* [Görev]
Anayasa Mahkemesi kararında iki nokta üst üste ile biten tüm alan adlarını lütfen metindeki sırayla yazın.

* [Verilen metin]
ANAYASA MAHKEMESİ KARARI
Esas Sayısı:2016/1 (Değişik
İşler)
Karar Sayısı:2016/8
Karar Tarihi:26.5.2016
R.G. Tarih – Sayı:22.9.2016 -
29835
TALEPTE BULUNAN:
Yargıtay Cumhuriyet Başsavcılığı
TALEBİN KONUSU: “Türkiye Komünist Partisi 1920” isminin ve “TKP 1920”
kısaltılmış isminin iltibasa yol açması nedeniyle hükümsüzlüğüne ve siyasi
parti sicilinden terkinine karar verilmesi talebidir.
I- TALEBİN GEREKÇESİ
Yargıtay Cumhuriyet Başsavcılığı iddianamesinde, Türkiye
Komünist Partisinin 1993 yılında kurulmuş olduğu ve siyasi parti siciline daha
önceden kayıt edildiği, Türkiye Komünist Partisi 1920’nin ise 2012
yılında kurulduğu ve Parti isminin ve kısa adının karışıklığa mahal
verecek bir şekilde kullanıldığı belirtilerek Türkiye Komünist Partisi 1920’nin
isim ve kısa isminin hükümsüzlüğüne ve siyasi parti sicilinden terkinine karar
verilmesi talep edilmiştir.

* [Listelenen satırlar]
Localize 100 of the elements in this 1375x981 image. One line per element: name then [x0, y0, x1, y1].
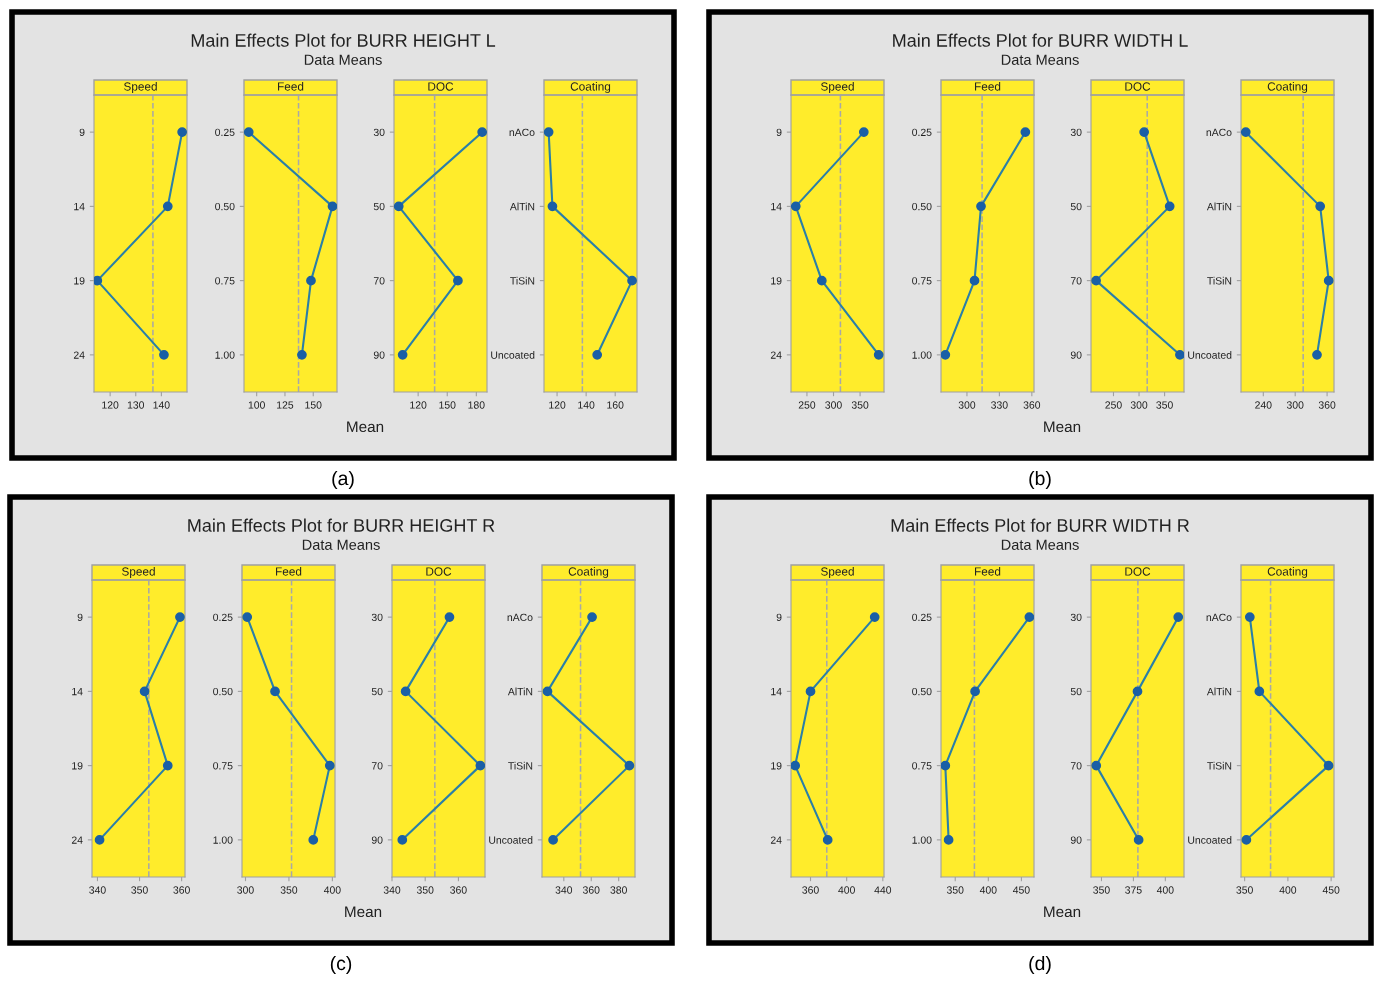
point: [624, 760, 635, 771]
y-tick-label: 1.00: [215, 351, 235, 359]
text: (d): [1029, 955, 1051, 975]
y-tick-label: 90: [1070, 836, 1082, 844]
x-tick-label: 450: [1012, 886, 1030, 894]
point: [969, 275, 980, 286]
x-tick-label: 130: [127, 401, 145, 409]
y-tick-label: 70: [1070, 762, 1082, 770]
x-tick-label: 150: [439, 401, 456, 409]
text: Mean: [1044, 421, 1081, 433]
point: [1091, 760, 1102, 771]
text: Data Means: [304, 54, 382, 65]
y-tick-label: 70: [1070, 277, 1082, 285]
chart-title: Feed: [975, 82, 1001, 91]
x-tick-label: 380: [610, 886, 627, 894]
x-tick-label: 340: [555, 886, 573, 894]
y-tick-label: nACo: [1206, 613, 1232, 621]
y-tick-label: 50: [371, 687, 383, 696]
point: [244, 127, 254, 137]
y-tick-label: 90: [373, 351, 385, 359]
point: [159, 350, 169, 360]
x-tick-label: 360: [1318, 401, 1336, 409]
x-tick-label: 350: [131, 886, 148, 894]
chart-title: Speed: [820, 567, 854, 578]
point: [791, 201, 801, 212]
chart-title: Speed: [123, 82, 157, 93]
y-tick-label: 24: [71, 836, 83, 844]
x-tick-label: 360: [173, 886, 190, 894]
point: [327, 201, 337, 212]
chart-title: Coating: [1267, 567, 1308, 578]
y-tick-label: 0.25: [215, 128, 235, 136]
point: [869, 612, 880, 622]
y-tick-label: TiSiN: [1207, 761, 1232, 770]
y-tick-label: 0.25: [912, 128, 932, 136]
y-tick-label: 14: [74, 202, 85, 211]
y-tick-label: 30: [373, 128, 385, 136]
x-tick-label: 440: [874, 886, 892, 894]
point: [1024, 612, 1034, 622]
y-tick-label: 9: [776, 128, 782, 136]
point: [544, 127, 554, 137]
chart-title: DOC: [1125, 567, 1151, 576]
x-tick-label: 340: [89, 886, 106, 894]
x-tick-label: 300: [1286, 401, 1304, 409]
point: [941, 760, 951, 771]
point: [444, 612, 455, 622]
x-tick-label: 350: [1236, 886, 1253, 894]
y-tick-label: 19: [74, 277, 85, 285]
point: [270, 686, 280, 697]
point: [1164, 201, 1175, 212]
y-tick-label: 0.50: [213, 687, 233, 696]
y-tick-label: 9: [776, 613, 782, 621]
x-tick-label: 300: [237, 886, 254, 894]
y-tick-label: Uncoated: [1188, 836, 1232, 844]
y-tick-label: nACo: [509, 128, 535, 136]
text: (b): [1029, 470, 1051, 490]
point: [1091, 275, 1101, 286]
y-tick-label: nACo: [1206, 128, 1232, 136]
x-tick-label: 300: [825, 401, 842, 409]
point: [1315, 201, 1326, 212]
y-tick-label: 24: [73, 351, 85, 359]
x-tick-label: 300: [1130, 401, 1148, 409]
point: [1132, 686, 1143, 697]
chart-title: Feed: [278, 82, 304, 91]
chart-title: DOC: [426, 567, 452, 576]
y-tick-label: AlTiN: [1206, 202, 1232, 211]
point: [970, 686, 980, 697]
point: [1323, 760, 1334, 771]
x-tick-label: 350: [946, 886, 964, 894]
x-tick-label: 140: [153, 401, 170, 409]
y-tick-label: 70: [373, 277, 385, 285]
point: [453, 275, 463, 286]
point: [1241, 127, 1251, 137]
point: [1175, 350, 1184, 360]
x-tick-label: 250: [798, 401, 816, 409]
x-tick-label: 400: [979, 886, 997, 894]
x-tick-label: 125: [277, 401, 294, 409]
x-tick-label: 360: [1023, 401, 1041, 409]
point: [943, 835, 954, 845]
y-tick-label: TiSiN: [1207, 276, 1232, 285]
chart-title: Coating: [568, 567, 609, 578]
y-tick-label: 90: [1070, 351, 1082, 359]
y-tick-label: 0.25: [213, 613, 233, 621]
point: [1244, 612, 1255, 622]
point: [791, 760, 801, 771]
point: [1323, 275, 1334, 286]
point: [547, 201, 558, 212]
text: Mean: [347, 421, 384, 433]
x-tick-label: 350: [416, 886, 434, 894]
point: [1133, 835, 1144, 845]
y-tick-label: TiSiN: [510, 276, 535, 285]
y-tick-label: 30: [1070, 128, 1082, 136]
text: Main Effects Plot for BURR WIDTH L: [893, 33, 1188, 47]
point: [242, 612, 253, 622]
text: Data Means: [1001, 54, 1079, 65]
point: [397, 835, 408, 845]
y-tick-label: 14: [771, 687, 782, 696]
y-tick-label: 0.75: [215, 277, 235, 285]
x-tick-label: 120: [102, 401, 119, 409]
y-tick-label: 14: [771, 202, 782, 211]
x-tick-label: 160: [607, 401, 624, 409]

* [Çözüm]
Esas Sayısı
Karar Sayısı
Karar Tarihi
R.G. Tarih – Sayı
TALEPTE BULUNAN
TALEBİN KONUSU